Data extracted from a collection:
▬▬▬▬▬▬▬▬▬▬
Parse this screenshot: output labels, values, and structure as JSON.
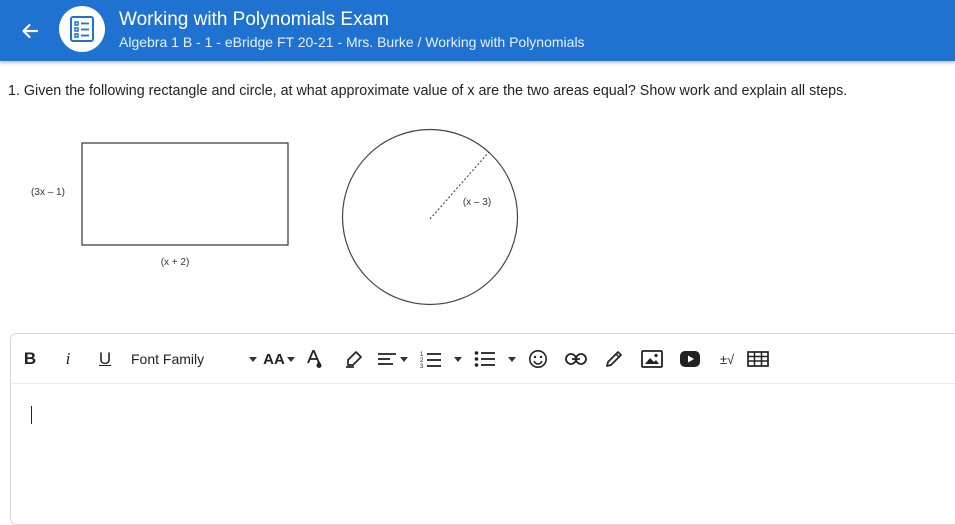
{
  "header": {
    "title": "Working with Polynomials Exam",
    "subtitle": "Algebra 1 B - 1 - eBridge FT 20-21 - Mrs. Burke / Working with Polynomials",
    "back_icon": "arrow-left-icon",
    "app_icon": "checklist-icon",
    "bg_color": "#1f72d0"
  },
  "question": {
    "text": "1. Given the following rectangle and circle, at what approximate value of x are the two areas equal? Show work and explain all steps."
  },
  "figure": {
    "rect_height_label": "(3x – 1)",
    "rect_width_label": "(x + 2)",
    "circle_radius_label": "(x – 3)"
  },
  "toolbar": {
    "bold": "B",
    "italic": "i",
    "underline": "U",
    "font_family": "Font Family",
    "font_size": "AA",
    "special_chars": "±√",
    "icons": [
      "text-color-icon",
      "highlighter-icon",
      "align-icon",
      "ordered-list-icon",
      "bullet-list-icon",
      "emoji-icon",
      "link-icon",
      "draw-icon",
      "image-icon",
      "video-icon",
      "equation-icon",
      "table-icon"
    ]
  }
}
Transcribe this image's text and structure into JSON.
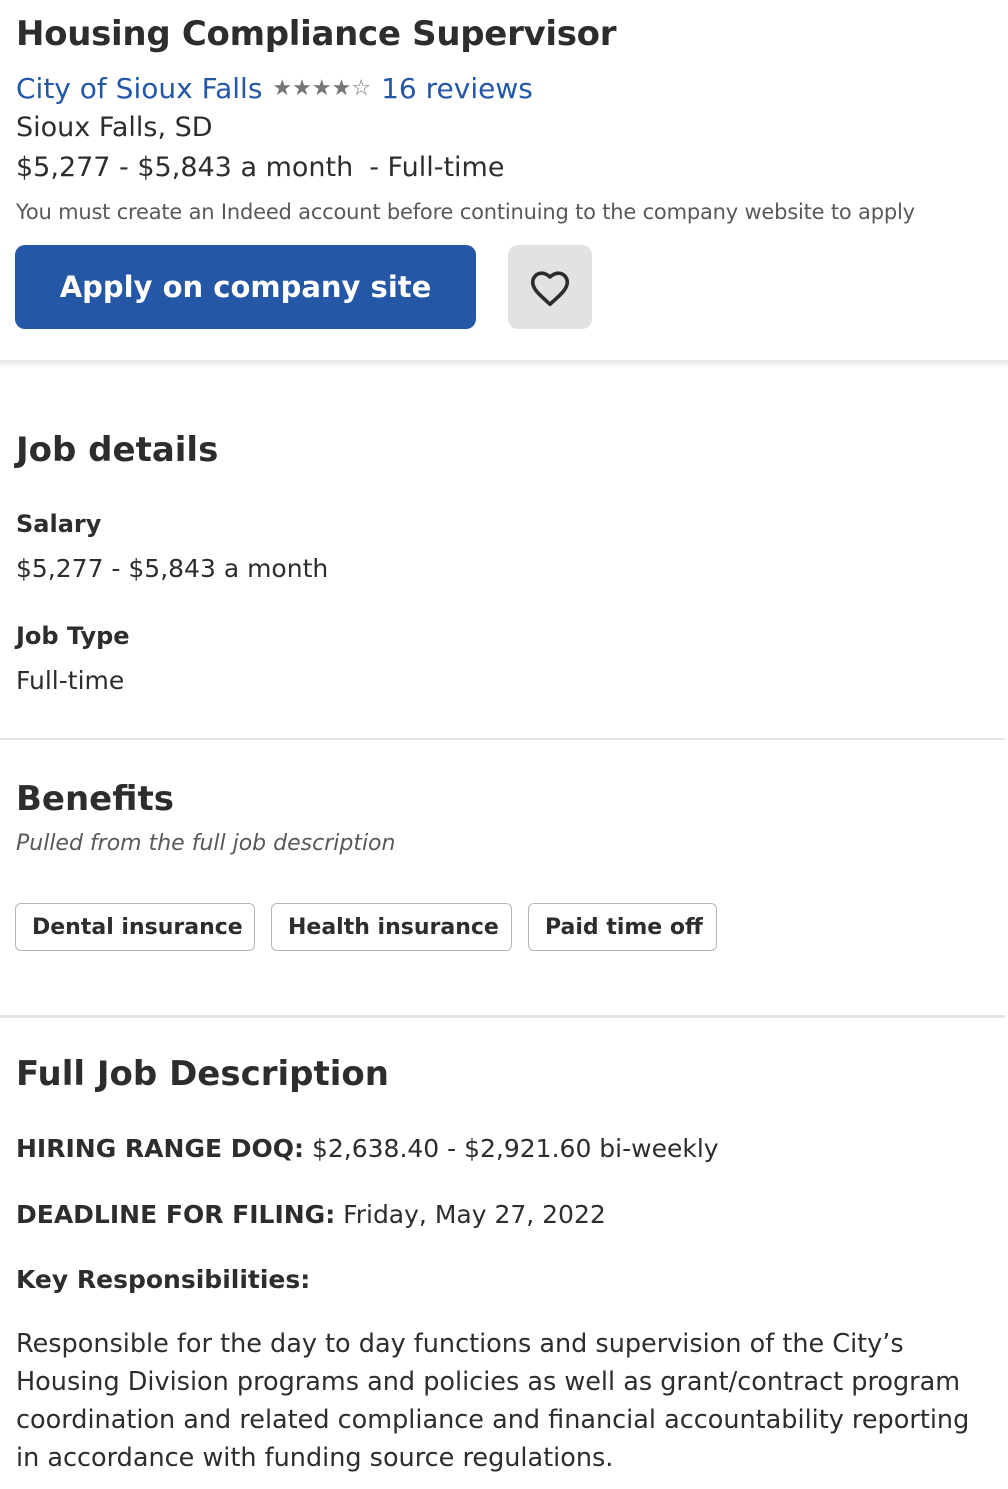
{
  "job": {
    "title": "Housing Compliance Supervisor",
    "company": "City of Sioux Falls",
    "rating_value": 4,
    "rating_max": 5,
    "reviews": "16 reviews",
    "location": "Sioux Falls, SD",
    "salary": "$5,277 - $5,843 a month",
    "job_type_suffix": "- Full-time",
    "notice": "You must create an Indeed account before continuing to the company website to apply",
    "apply_label": "Apply on company site",
    "save_icon": "heart-icon"
  },
  "details": {
    "title": "Job details",
    "salary_label": "Salary",
    "salary_value": "$5,277 - $5,843 a month",
    "type_label": "Job Type",
    "type_value": "Full-time"
  },
  "benefits": {
    "title": "Benefits",
    "subtitle": "Pulled from the full job description",
    "items": [
      "Dental insurance",
      "Health insurance",
      "Paid time off"
    ]
  },
  "description": {
    "title": "Full Job Description",
    "hiring_label": "HIRING RANGE DOQ:",
    "hiring_value": "$2,638.40 - $2,921.60 bi-weekly",
    "deadline_label": "DEADLINE FOR FILING:",
    "deadline_value": "Friday, May 27, 2022",
    "key_label": "Key Responsibilities:",
    "paragraph": "Responsible for the day to day functions and supervision of the City’s Housing Division programs and policies as well as grant/contract program coordination and related compliance and financial accountability reporting in accordance with funding source regulations."
  },
  "colors": {
    "brand_blue": "#2557a7",
    "text": "#2d2d2d",
    "muted": "#595959",
    "save_bg": "#e4e2e0"
  }
}
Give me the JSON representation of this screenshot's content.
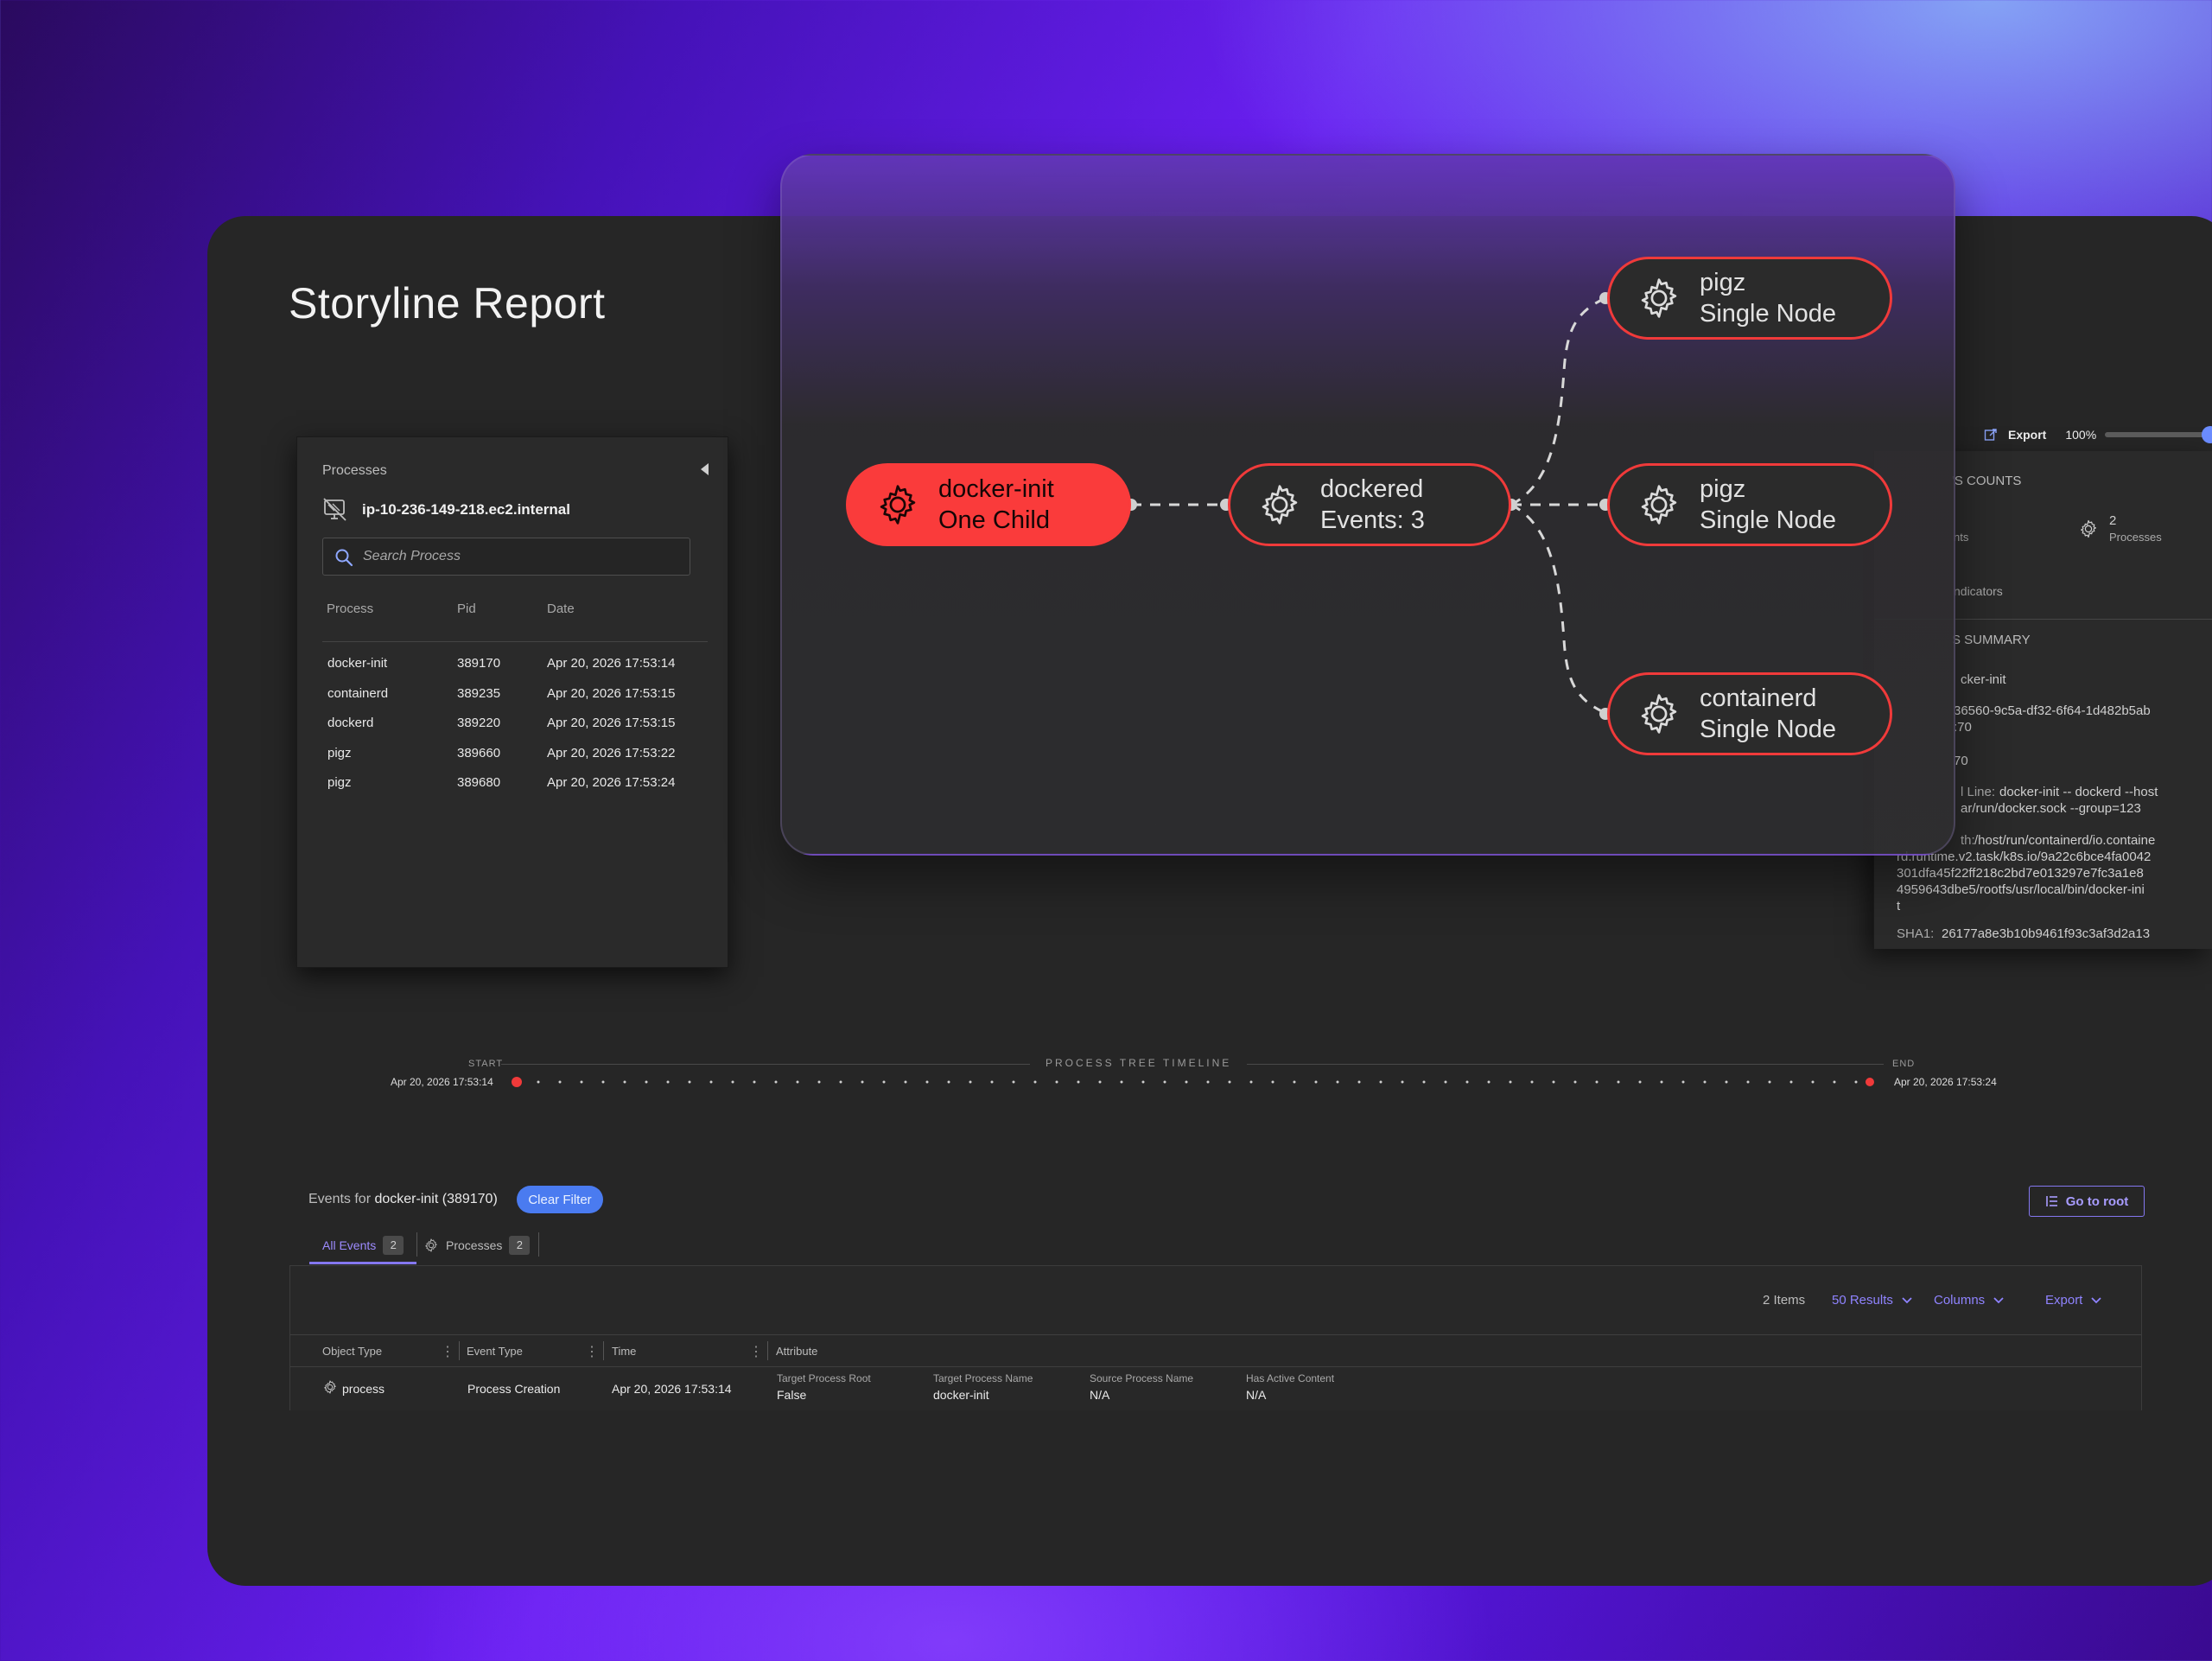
{
  "page": {
    "title": "Storyline Report"
  },
  "processes_panel": {
    "label": "Processes",
    "host": "ip-10-236-149-218.ec2.internal",
    "search_placeholder": "Search Process",
    "columns": [
      "Process",
      "Pid",
      "Date"
    ],
    "rows": [
      {
        "process": "docker-init",
        "pid": "389170",
        "date": "Apr 20, 2026 17:53:14"
      },
      {
        "process": "containerd",
        "pid": "389235",
        "date": "Apr 20, 2026 17:53:15"
      },
      {
        "process": "dockerd",
        "pid": "389220",
        "date": "Apr 20, 2026 17:53:15"
      },
      {
        "process": "pigz",
        "pid": "389660",
        "date": "Apr 20, 2026 17:53:22"
      },
      {
        "process": "pigz",
        "pid": "389680",
        "date": "Apr 20, 2026 17:53:24"
      }
    ]
  },
  "graph": {
    "nodes": [
      {
        "name": "docker-init",
        "sub": "One Child"
      },
      {
        "name": "dockered",
        "sub": "Events: 3"
      },
      {
        "name": "pigz",
        "sub": "Single Node"
      },
      {
        "name": "pigz",
        "sub": "Single Node"
      },
      {
        "name": "containerd",
        "sub": "Single Node"
      }
    ]
  },
  "toolbar": {
    "export_label": "Export",
    "zoom": "100%"
  },
  "details": {
    "counts_header": "'S COUNTS",
    "counts_left": "nts",
    "processes_count": "2",
    "processes_label": "Processes",
    "indicators": "ndicators",
    "summary_header": "S SUMMARY",
    "name_value": "cker-init",
    "uid_line1": "36560-9c5a-df32-6f64-1d482b5ab",
    "uid_line2": ":70",
    "pid_value": "70",
    "cmd_label": "l Line:",
    "cmd_value_1": "docker-init -- dockerd --host",
    "cmd_value_2": "ar/run/docker.sock --group=123",
    "path_label": "th:",
    "path_value_1": "/host/run/containerd/io.containe",
    "path_value_2": "rd.runtime.v2.task/k8s.io/9a22c6bce4fa0042",
    "path_value_3": "301dfa45f22ff218c2bd7e013297e7fc3a1e8",
    "path_value_4": "4959643dbe5/rootfs/usr/local/bin/docker-ini",
    "path_value_5": "t",
    "sha_label": "SHA1:",
    "sha_value": "26177a8e3b10b9461f93c3af3d2a13"
  },
  "timeline": {
    "start_label": "START",
    "end_label": "END",
    "title": "PROCESS TREE TIMELINE",
    "start_date": "Apr 20, 2026 17:53:14",
    "end_date": "Apr 20, 2026 17:53:24"
  },
  "events": {
    "prefix": "Events for",
    "target": "docker-init (389170)",
    "clear_filter": "Clear Filter",
    "go_root": "Go to root",
    "tabs": [
      {
        "label": "All Events",
        "count": "2"
      },
      {
        "label": "Processes",
        "count": "2"
      }
    ],
    "items_count": "2 Items",
    "results": "50 Results",
    "columns_btn": "Columns",
    "export_btn": "Export",
    "headers": [
      "Object Type",
      "Event Type",
      "Time",
      "Attribute"
    ],
    "row": {
      "object_type": "process",
      "event_type": "Process Creation",
      "time": "Apr 20, 2026 17:53:14",
      "attributes": [
        {
          "label": "Target Process Root",
          "value": "False"
        },
        {
          "label": "Target Process Name",
          "value": "docker-init"
        },
        {
          "label": "Source Process Name",
          "value": "N/A"
        },
        {
          "label": "Has Active Content",
          "value": "N/A"
        }
      ]
    }
  },
  "colors": {
    "accent_red": "#fa3b3b",
    "accent_purple": "#8477f0",
    "accent_blue": "#4a7bf0"
  }
}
▬▬▬▬▬▬▬▬▬▬
Print every record above exactly as written, leaving out the pictures.

Parse this screenshot: output labels, values, and structure as JSON.
{
  "header": {
    "title": "Working with Polynomials Exam",
    "subtitle": "Algebra 1 B - 1 - eBridge FT 20-21 - Mrs. Burke / Working with Polynomials",
    "back_icon": "arrow-left-icon",
    "app_icon": "checklist-icon",
    "bg_color": "#1f72d0"
  },
  "question": {
    "text": "1. Given the following rectangle and circle, at what approximate value of x are the two areas equal? Show work and explain all steps."
  },
  "figure": {
    "rect_height_label": "(3x – 1)",
    "rect_width_label": "(x + 2)",
    "circle_radius_label": "(x – 3)"
  },
  "toolbar": {
    "bold": "B",
    "italic": "i",
    "underline": "U",
    "font_family": "Font Family",
    "font_size": "AA",
    "special_chars": "±√",
    "icons": [
      "text-color-icon",
      "highlighter-icon",
      "align-icon",
      "ordered-list-icon",
      "bullet-list-icon",
      "emoji-icon",
      "link-icon",
      "draw-icon",
      "image-icon",
      "video-icon",
      "equation-icon",
      "table-icon"
    ]
  }
}
Transcribe this image's text and structure into JSON.
{
  "job": {
    "title": "Housing Compliance Supervisor",
    "company": "City of Sioux Falls",
    "rating_value": 4,
    "rating_max": 5,
    "reviews": "16 reviews",
    "location": "Sioux Falls, SD",
    "salary": "$5,277 - $5,843 a month",
    "job_type_suffix": "- Full-time",
    "notice": "You must create an Indeed account before continuing to the company website to apply",
    "apply_label": "Apply on company site",
    "save_icon": "heart-icon"
  },
  "details": {
    "title": "Job details",
    "salary_label": "Salary",
    "salary_value": "$5,277 - $5,843 a month",
    "type_label": "Job Type",
    "type_value": "Full-time"
  },
  "benefits": {
    "title": "Benefits",
    "subtitle": "Pulled from the full job description",
    "items": [
      "Dental insurance",
      "Health insurance",
      "Paid time off"
    ]
  },
  "description": {
    "title": "Full Job Description",
    "hiring_label": "HIRING RANGE DOQ:",
    "hiring_value": "$2,638.40 - $2,921.60 bi-weekly",
    "deadline_label": "DEADLINE FOR FILING:",
    "deadline_value": "Friday, May 27, 2022",
    "key_label": "Key Responsibilities:",
    "paragraph": "Responsible for the day to day functions and supervision of the City’s Housing Division programs and policies as well as grant/contract program coordination and related compliance and financial accountability reporting in accordance with funding source regulations."
  },
  "colors": {
    "brand_blue": "#2557a7",
    "text": "#2d2d2d",
    "muted": "#595959",
    "save_bg": "#e4e2e0"
  }
}
Give me the JSON representation of this screenshot's content.
{
  "page": {
    "title": "Storyline Report"
  },
  "processes_panel": {
    "label": "Processes",
    "host": "ip-10-236-149-218.ec2.internal",
    "search_placeholder": "Search Process",
    "columns": [
      "Process",
      "Pid",
      "Date"
    ],
    "rows": [
      {
        "process": "docker-init",
        "pid": "389170",
        "date": "Apr 20, 2026 17:53:14"
      },
      {
        "process": "containerd",
        "pid": "389235",
        "date": "Apr 20, 2026 17:53:15"
      },
      {
        "process": "dockerd",
        "pid": "389220",
        "date": "Apr 20, 2026 17:53:15"
      },
      {
        "process": "pigz",
        "pid": "389660",
        "date": "Apr 20, 2026 17:53:22"
      },
      {
        "process": "pigz",
        "pid": "389680",
        "date": "Apr 20, 2026 17:53:24"
      }
    ]
  },
  "graph": {
    "nodes": [
      {
        "name": "docker-init",
        "sub": "One Child"
      },
      {
        "name": "dockered",
        "sub": "Events: 3"
      },
      {
        "name": "pigz",
        "sub": "Single Node"
      },
      {
        "name": "pigz",
        "sub": "Single Node"
      },
      {
        "name": "containerd",
        "sub": "Single Node"
      }
    ]
  },
  "toolbar": {
    "export_label": "Export",
    "zoom": "100%"
  },
  "details": {
    "counts_header": "'S COUNTS",
    "counts_left": "nts",
    "processes_count": "2",
    "processes_label": "Processes",
    "indicators": "ndicators",
    "summary_header": "S SUMMARY",
    "name_value": "cker-init",
    "uid_line1": "36560-9c5a-df32-6f64-1d482b5ab",
    "uid_line2": ":70",
    "pid_value": "70",
    "cmd_label": "l Line:",
    "cmd_value_1": "docker-init -- dockerd --host",
    "cmd_value_2": "ar/run/docker.sock --group=123",
    "path_label": "th:",
    "path_value_1": "/host/run/containerd/io.containe",
    "path_value_2": "rd.runtime.v2.task/k8s.io/9a22c6bce4fa0042",
    "path_value_3": "301dfa45f22ff218c2bd7e013297e7fc3a1e8",
    "path_value_4": "4959643dbe5/rootfs/usr/local/bin/docker-ini",
    "path_value_5": "t",
    "sha_label": "SHA1:",
    "sha_value": "26177a8e3b10b9461f93c3af3d2a13"
  },
  "timeline": {
    "start_label": "START",
    "end_label": "END",
    "title": "PROCESS TREE TIMELINE",
    "start_date": "Apr 20, 2026 17:53:14",
    "end_date": "Apr 20, 2026 17:53:24"
  },
  "events": {
    "prefix": "Events for",
    "target": "docker-init (389170)",
    "clear_filter": "Clear Filter",
    "go_root": "Go to root",
    "tabs": [
      {
        "label": "All Events",
        "count": "2"
      },
      {
        "label": "Processes",
        "count": "2"
      }
    ],
    "items_count": "2 Items",
    "results": "50 Results",
    "columns_btn": "Columns",
    "export_btn": "Export",
    "headers": [
      "Object Type",
      "Event Type",
      "Time",
      "Attribute"
    ],
    "row": {
      "object_type": "process",
      "event_type": "Process Creation",
      "time": "Apr 20, 2026 17:53:14",
      "attributes": [
        {
          "label": "Target Process Root",
          "value": "False"
        },
        {
          "label": "Target Process Name",
          "value": "docker-init"
        },
        {
          "label": "Source Process Name",
          "value": "N/A"
        },
        {
          "label": "Has Active Content",
          "value": "N/A"
        }
      ]
    }
  },
  "colors": {
    "accent_red": "#fa3b3b",
    "accent_purple": "#8477f0",
    "accent_blue": "#4a7bf0"
  }
}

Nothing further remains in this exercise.